§ Problem
Locate and copy all lines bearing the word "ylabel".

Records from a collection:
□ □ □ □
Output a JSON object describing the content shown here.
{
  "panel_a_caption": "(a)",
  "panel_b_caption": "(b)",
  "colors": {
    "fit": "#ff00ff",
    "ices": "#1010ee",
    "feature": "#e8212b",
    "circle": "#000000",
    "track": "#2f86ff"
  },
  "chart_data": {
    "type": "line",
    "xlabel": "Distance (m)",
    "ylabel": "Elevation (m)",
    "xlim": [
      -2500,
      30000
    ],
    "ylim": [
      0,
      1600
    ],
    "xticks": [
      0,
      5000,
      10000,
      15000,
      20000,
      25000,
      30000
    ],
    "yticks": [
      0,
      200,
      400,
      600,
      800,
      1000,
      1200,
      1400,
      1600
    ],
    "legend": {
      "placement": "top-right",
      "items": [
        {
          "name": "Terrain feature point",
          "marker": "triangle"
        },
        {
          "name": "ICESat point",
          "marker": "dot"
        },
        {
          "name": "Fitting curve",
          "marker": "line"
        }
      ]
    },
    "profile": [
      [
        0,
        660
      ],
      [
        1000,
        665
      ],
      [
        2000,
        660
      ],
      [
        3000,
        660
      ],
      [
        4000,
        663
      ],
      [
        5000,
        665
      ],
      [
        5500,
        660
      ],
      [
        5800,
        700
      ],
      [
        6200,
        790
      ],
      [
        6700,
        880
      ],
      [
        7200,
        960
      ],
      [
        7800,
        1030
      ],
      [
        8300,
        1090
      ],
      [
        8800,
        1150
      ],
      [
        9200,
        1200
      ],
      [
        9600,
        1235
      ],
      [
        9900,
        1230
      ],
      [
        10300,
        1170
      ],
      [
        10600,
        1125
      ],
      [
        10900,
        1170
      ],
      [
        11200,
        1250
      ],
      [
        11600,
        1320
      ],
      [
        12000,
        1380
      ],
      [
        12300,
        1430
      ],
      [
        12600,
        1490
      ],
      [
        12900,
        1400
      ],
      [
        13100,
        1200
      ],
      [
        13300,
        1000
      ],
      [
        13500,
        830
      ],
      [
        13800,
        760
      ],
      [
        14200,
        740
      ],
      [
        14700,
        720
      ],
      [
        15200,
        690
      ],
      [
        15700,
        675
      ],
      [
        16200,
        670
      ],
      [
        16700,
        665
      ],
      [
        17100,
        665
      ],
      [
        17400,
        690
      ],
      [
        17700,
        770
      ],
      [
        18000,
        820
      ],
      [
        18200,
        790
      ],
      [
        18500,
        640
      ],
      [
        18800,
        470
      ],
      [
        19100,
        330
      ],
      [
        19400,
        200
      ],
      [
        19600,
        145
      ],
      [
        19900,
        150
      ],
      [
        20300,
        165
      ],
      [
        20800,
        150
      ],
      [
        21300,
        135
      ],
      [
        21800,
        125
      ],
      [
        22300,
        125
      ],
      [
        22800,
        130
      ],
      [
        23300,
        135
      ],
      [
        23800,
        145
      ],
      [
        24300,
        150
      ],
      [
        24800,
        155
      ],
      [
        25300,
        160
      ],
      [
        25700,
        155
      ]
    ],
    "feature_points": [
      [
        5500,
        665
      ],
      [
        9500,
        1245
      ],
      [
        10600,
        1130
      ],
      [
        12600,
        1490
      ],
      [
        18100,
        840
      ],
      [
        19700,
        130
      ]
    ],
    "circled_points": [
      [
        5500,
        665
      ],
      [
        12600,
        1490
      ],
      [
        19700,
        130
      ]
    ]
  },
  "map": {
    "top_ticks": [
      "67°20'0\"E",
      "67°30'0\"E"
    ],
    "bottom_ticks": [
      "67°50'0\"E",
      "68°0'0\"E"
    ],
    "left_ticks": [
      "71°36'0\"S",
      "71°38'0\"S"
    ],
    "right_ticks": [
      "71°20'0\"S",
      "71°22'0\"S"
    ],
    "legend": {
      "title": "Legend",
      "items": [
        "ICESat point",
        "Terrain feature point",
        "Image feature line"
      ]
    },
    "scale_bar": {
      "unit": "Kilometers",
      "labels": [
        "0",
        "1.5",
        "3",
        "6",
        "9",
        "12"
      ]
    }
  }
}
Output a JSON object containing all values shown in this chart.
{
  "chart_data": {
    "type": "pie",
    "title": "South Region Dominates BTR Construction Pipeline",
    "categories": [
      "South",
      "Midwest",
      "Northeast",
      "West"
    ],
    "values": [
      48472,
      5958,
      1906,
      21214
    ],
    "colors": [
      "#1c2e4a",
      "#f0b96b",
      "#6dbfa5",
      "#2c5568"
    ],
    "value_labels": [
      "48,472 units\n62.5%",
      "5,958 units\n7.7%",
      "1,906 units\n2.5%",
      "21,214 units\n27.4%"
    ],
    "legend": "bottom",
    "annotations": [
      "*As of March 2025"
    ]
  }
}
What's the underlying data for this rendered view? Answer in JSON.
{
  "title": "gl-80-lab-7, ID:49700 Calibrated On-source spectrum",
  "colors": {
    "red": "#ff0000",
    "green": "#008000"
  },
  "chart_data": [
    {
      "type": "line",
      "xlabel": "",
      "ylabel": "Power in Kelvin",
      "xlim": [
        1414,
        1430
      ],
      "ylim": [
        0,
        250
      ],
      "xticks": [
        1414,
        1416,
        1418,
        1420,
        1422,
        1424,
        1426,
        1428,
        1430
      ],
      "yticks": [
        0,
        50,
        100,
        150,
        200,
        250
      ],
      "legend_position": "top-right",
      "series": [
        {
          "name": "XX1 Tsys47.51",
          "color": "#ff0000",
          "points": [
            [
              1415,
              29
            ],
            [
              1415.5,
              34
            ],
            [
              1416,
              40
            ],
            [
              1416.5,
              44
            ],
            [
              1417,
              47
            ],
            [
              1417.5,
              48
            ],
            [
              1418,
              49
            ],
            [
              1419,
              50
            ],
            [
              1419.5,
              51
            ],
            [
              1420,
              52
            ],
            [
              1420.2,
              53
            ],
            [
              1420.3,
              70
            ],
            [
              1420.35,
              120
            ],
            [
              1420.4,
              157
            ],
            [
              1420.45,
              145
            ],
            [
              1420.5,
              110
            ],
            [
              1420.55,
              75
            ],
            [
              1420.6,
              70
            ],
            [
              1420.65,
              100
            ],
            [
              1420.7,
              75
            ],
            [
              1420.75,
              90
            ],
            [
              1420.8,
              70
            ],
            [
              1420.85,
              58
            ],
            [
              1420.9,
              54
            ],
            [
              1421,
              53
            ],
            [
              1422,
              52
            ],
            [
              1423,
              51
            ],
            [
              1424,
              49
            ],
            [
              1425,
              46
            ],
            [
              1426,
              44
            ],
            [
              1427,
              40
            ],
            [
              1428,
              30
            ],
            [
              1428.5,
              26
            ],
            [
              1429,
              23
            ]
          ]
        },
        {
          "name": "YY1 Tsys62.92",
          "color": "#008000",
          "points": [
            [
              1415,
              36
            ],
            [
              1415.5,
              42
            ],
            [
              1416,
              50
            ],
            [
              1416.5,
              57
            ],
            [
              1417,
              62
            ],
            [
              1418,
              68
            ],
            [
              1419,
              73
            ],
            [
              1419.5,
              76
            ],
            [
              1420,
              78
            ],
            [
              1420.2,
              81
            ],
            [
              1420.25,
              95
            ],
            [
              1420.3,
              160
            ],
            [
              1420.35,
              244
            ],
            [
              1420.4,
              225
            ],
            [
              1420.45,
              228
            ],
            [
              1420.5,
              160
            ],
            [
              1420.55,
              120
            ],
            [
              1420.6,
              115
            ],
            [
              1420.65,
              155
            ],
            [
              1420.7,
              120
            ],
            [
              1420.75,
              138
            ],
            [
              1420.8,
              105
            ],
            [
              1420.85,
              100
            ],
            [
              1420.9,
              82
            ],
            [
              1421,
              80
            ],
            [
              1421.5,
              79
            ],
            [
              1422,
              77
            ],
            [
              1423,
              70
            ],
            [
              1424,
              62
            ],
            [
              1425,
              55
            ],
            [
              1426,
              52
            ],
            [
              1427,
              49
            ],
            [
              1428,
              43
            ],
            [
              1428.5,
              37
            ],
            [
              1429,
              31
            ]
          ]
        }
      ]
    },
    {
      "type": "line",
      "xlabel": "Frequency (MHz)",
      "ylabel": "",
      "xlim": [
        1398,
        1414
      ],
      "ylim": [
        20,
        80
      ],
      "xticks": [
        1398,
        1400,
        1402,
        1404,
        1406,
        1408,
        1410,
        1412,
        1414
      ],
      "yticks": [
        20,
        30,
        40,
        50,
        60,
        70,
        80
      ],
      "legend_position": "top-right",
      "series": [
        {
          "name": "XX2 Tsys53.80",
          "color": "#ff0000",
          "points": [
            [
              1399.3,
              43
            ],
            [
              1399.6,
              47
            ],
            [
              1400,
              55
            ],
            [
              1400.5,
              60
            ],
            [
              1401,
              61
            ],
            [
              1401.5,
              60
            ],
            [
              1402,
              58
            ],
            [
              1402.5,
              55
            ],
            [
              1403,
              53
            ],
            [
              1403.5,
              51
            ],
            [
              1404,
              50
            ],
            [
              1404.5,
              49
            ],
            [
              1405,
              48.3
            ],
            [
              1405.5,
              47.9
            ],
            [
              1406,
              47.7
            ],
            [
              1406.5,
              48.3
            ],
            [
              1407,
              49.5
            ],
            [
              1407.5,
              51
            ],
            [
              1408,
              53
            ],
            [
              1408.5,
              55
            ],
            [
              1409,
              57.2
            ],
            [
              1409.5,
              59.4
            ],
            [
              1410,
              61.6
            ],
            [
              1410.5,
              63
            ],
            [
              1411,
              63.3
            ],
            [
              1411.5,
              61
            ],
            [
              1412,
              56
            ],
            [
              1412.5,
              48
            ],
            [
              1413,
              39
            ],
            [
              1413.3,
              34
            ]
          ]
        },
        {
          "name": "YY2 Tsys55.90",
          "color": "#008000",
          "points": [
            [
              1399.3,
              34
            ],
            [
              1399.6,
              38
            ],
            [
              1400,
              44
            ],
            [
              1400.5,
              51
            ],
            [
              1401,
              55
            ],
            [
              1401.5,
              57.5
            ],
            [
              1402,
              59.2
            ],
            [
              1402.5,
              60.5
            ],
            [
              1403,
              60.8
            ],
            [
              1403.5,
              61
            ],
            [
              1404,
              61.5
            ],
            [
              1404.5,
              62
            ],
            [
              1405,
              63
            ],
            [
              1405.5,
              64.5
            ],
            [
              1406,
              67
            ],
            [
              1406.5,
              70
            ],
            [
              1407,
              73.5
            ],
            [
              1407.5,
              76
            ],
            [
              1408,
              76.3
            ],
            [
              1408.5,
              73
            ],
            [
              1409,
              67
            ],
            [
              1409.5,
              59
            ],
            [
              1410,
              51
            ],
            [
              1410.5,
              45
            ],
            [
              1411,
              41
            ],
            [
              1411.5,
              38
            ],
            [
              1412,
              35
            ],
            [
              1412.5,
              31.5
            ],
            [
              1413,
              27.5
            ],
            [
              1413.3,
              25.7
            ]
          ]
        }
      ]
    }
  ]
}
□ □ □ □
§ Reply
    "ylabel": "Elevation (m)",
      "ylabel": "Power in Kelvin",
      "ylabel": "",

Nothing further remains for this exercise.